### Task objective
Below are some records. Say how many of their lines contain the string "content", and give nothing but the number.

### Rows
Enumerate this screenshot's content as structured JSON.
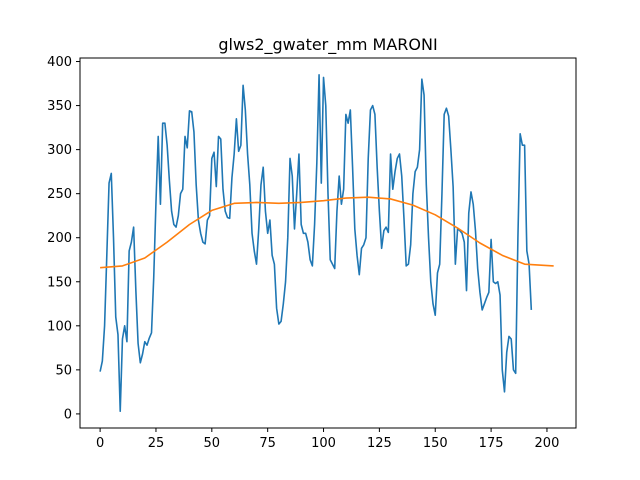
{
  "chart_data": {
    "type": "line",
    "title": "glws2_gwater_mm MARONI",
    "xlabel": "",
    "ylabel": "",
    "xlim": [
      -9,
      213
    ],
    "ylim": [
      -16,
      404
    ],
    "x_ticks": [
      0,
      25,
      50,
      75,
      100,
      125,
      150,
      175,
      200
    ],
    "y_ticks": [
      0,
      50,
      100,
      150,
      200,
      250,
      300,
      350,
      400
    ],
    "grid": false,
    "legend": "none",
    "series": [
      {
        "color": "#1f77b4",
        "x_start": 0,
        "x_step": 1,
        "values": [
          48,
          60,
          100,
          180,
          262,
          273,
          200,
          110,
          90,
          3,
          85,
          100,
          82,
          185,
          195,
          212,
          140,
          80,
          58,
          68,
          82,
          78,
          86,
          92,
          155,
          240,
          315,
          238,
          330,
          330,
          305,
          265,
          230,
          215,
          212,
          225,
          250,
          255,
          315,
          302,
          344,
          343,
          320,
          260,
          220,
          205,
          195,
          193,
          220,
          225,
          290,
          297,
          258,
          315,
          312,
          255,
          230,
          223,
          222,
          268,
          295,
          335,
          298,
          305,
          373,
          345,
          295,
          260,
          205,
          185,
          170,
          210,
          260,
          280,
          230,
          205,
          220,
          180,
          170,
          120,
          102,
          105,
          125,
          150,
          200,
          290,
          270,
          210,
          250,
          295,
          215,
          205,
          205,
          195,
          175,
          168,
          215,
          285,
          385,
          262,
          382,
          350,
          250,
          175,
          170,
          165,
          230,
          270,
          238,
          255,
          340,
          330,
          345,
          280,
          210,
          180,
          158,
          188,
          192,
          200,
          290,
          345,
          350,
          340,
          280,
          230,
          188,
          208,
          212,
          206,
          295,
          255,
          275,
          290,
          295,
          270,
          222,
          168,
          170,
          192,
          250,
          275,
          280,
          300,
          380,
          362,
          260,
          200,
          150,
          125,
          112,
          160,
          170,
          250,
          340,
          347,
          338,
          300,
          258,
          170,
          210,
          208,
          205,
          195,
          140,
          228,
          252,
          238,
          208,
          165,
          138,
          118,
          125,
          132,
          138,
          198,
          150,
          148,
          150,
          135,
          50,
          25,
          70,
          88,
          85,
          50,
          46,
          200,
          318,
          305,
          305,
          185,
          170,
          118
        ]
      },
      {
        "color": "#ff7f0e",
        "x": [
          0,
          10,
          20,
          30,
          40,
          50,
          60,
          70,
          80,
          90,
          100,
          110,
          120,
          130,
          140,
          150,
          160,
          170,
          180,
          190,
          203
        ],
        "values": [
          166,
          168,
          177,
          195,
          215,
          231,
          239,
          240,
          239,
          240,
          242,
          245,
          246,
          244,
          237,
          226,
          211,
          194,
          180,
          170,
          168
        ]
      }
    ]
  }
}
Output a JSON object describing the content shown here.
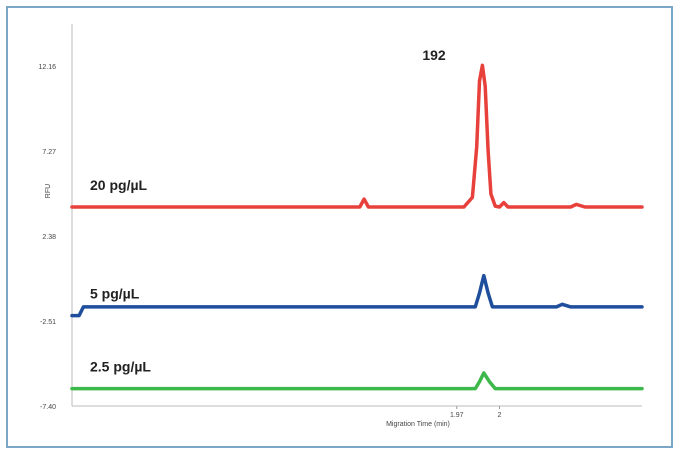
{
  "chart_data": {
    "type": "line",
    "title": "",
    "xlabel": "Migration Time (min)",
    "ylabel": "RFU",
    "x_ticks": [
      "1.97",
      "2"
    ],
    "y_ticks": [
      "12.16",
      "7.27",
      "2.38",
      "-2.51",
      "-7.40"
    ],
    "ylim": [
      -7.4,
      12.16
    ],
    "xlim": [
      1.7,
      2.1
    ],
    "grid": false,
    "peak_annotation": "192",
    "series": [
      {
        "name": "20 pg/µL",
        "color": "#e8403a",
        "points": [
          [
            1.7,
            4.05
          ],
          [
            1.902,
            4.05
          ],
          [
            1.905,
            4.5
          ],
          [
            1.908,
            4.05
          ],
          [
            1.975,
            4.05
          ],
          [
            1.981,
            4.6
          ],
          [
            1.984,
            7.5
          ],
          [
            1.986,
            11.3
          ],
          [
            1.988,
            12.2
          ],
          [
            1.99,
            11.0
          ],
          [
            1.992,
            7.3
          ],
          [
            1.994,
            4.8
          ],
          [
            1.997,
            4.1
          ],
          [
            2.0,
            4.05
          ],
          [
            2.003,
            4.3
          ],
          [
            2.006,
            4.05
          ],
          [
            2.05,
            4.05
          ],
          [
            2.054,
            4.2
          ],
          [
            2.06,
            4.05
          ],
          [
            2.1,
            4.05
          ]
        ]
      },
      {
        "name": "5 pg/µL",
        "color": "#1f4e9c",
        "points": [
          [
            1.7,
            -2.2
          ],
          [
            1.705,
            -2.2
          ],
          [
            1.708,
            -1.7
          ],
          [
            1.983,
            -1.7
          ],
          [
            1.986,
            -0.9
          ],
          [
            1.989,
            0.1
          ],
          [
            1.992,
            -0.9
          ],
          [
            1.995,
            -1.7
          ],
          [
            2.04,
            -1.7
          ],
          [
            2.044,
            -1.55
          ],
          [
            2.05,
            -1.7
          ],
          [
            2.1,
            -1.7
          ]
        ]
      },
      {
        "name": "2.5 pg/µL",
        "color": "#3db84a",
        "points": [
          [
            1.7,
            -6.4
          ],
          [
            1.983,
            -6.4
          ],
          [
            1.986,
            -6.0
          ],
          [
            1.989,
            -5.5
          ],
          [
            1.993,
            -6.0
          ],
          [
            1.997,
            -6.4
          ],
          [
            2.1,
            -6.4
          ]
        ]
      }
    ]
  }
}
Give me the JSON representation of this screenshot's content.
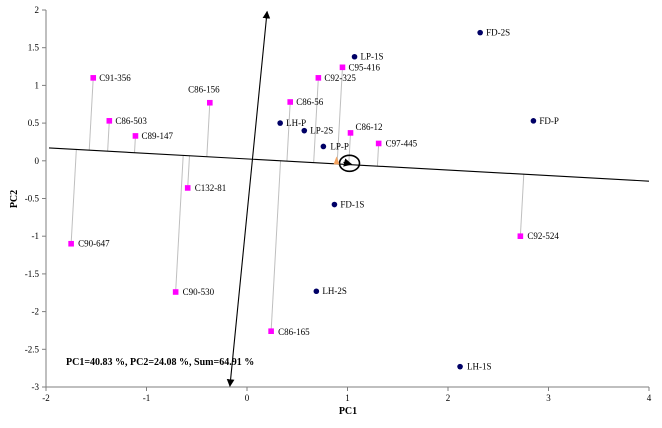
{
  "chart_data": {
    "type": "scatter",
    "xlabel": "PC1",
    "ylabel": "PC2",
    "xlim": [
      -2,
      4
    ],
    "ylim": [
      -3,
      2
    ],
    "xticks": [
      -2,
      -1,
      0,
      1,
      2,
      3,
      4
    ],
    "yticks": [
      -3,
      -2.5,
      -2,
      -1.5,
      -1,
      -0.5,
      0,
      0.5,
      1,
      1.5,
      2
    ],
    "grid": false,
    "annotation": "PC1=40.83 %, PC2=24.08 %, Sum=64.91 %",
    "series": [
      {
        "marker": "square",
        "color": "#ff00ff",
        "points": [
          {
            "label": "C91-356",
            "x": -1.53,
            "y": 1.1
          },
          {
            "label": "C86-503",
            "x": -1.37,
            "y": 0.53
          },
          {
            "label": "C89-147",
            "x": -1.11,
            "y": 0.33
          },
          {
            "label": "C86-156",
            "x": -0.37,
            "y": 0.77
          },
          {
            "label": "C132-81",
            "x": -0.59,
            "y": -0.36
          },
          {
            "label": "C90-647",
            "x": -1.75,
            "y": -1.1
          },
          {
            "label": "C90-530",
            "x": -0.71,
            "y": -1.74
          },
          {
            "label": "C86-165",
            "x": 0.24,
            "y": -2.26
          },
          {
            "label": "C86-56",
            "x": 0.43,
            "y": 0.78
          },
          {
            "label": "C92-325",
            "x": 0.71,
            "y": 1.1
          },
          {
            "label": "C95-416",
            "x": 0.95,
            "y": 1.24
          },
          {
            "label": "C86-12",
            "x": 1.03,
            "y": 0.37
          },
          {
            "label": "C97-445",
            "x": 1.31,
            "y": 0.23
          },
          {
            "label": "C92-524",
            "x": 2.72,
            "y": -1.0
          }
        ]
      },
      {
        "marker": "circle",
        "color": "#000066",
        "points": [
          {
            "label": "FD-2S",
            "x": 2.32,
            "y": 1.7
          },
          {
            "label": "LP-1S",
            "x": 1.07,
            "y": 1.38
          },
          {
            "label": "LH-P",
            "x": 0.33,
            "y": 0.5
          },
          {
            "label": "LP-2S",
            "x": 0.57,
            "y": 0.4
          },
          {
            "label": "LP-P",
            "x": 0.76,
            "y": 0.19
          },
          {
            "label": "FD-P",
            "x": 2.85,
            "y": 0.53
          },
          {
            "label": "FD-1S",
            "x": 0.87,
            "y": -0.58
          },
          {
            "label": "LH-2S",
            "x": 0.69,
            "y": -1.73
          },
          {
            "label": "LH-1S",
            "x": 2.12,
            "y": -2.73
          }
        ]
      }
    ],
    "projection_line": {
      "from": [
        -1.97,
        0.17
      ],
      "to": [
        4.0,
        -0.27
      ]
    },
    "perpendicular_arrow": {
      "from": [
        -0.17,
        -2.99
      ],
      "to": [
        0.2,
        1.98
      ]
    },
    "mean_marker": {
      "x": 1.0,
      "y": -0.06
    }
  }
}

### Answer to the task
3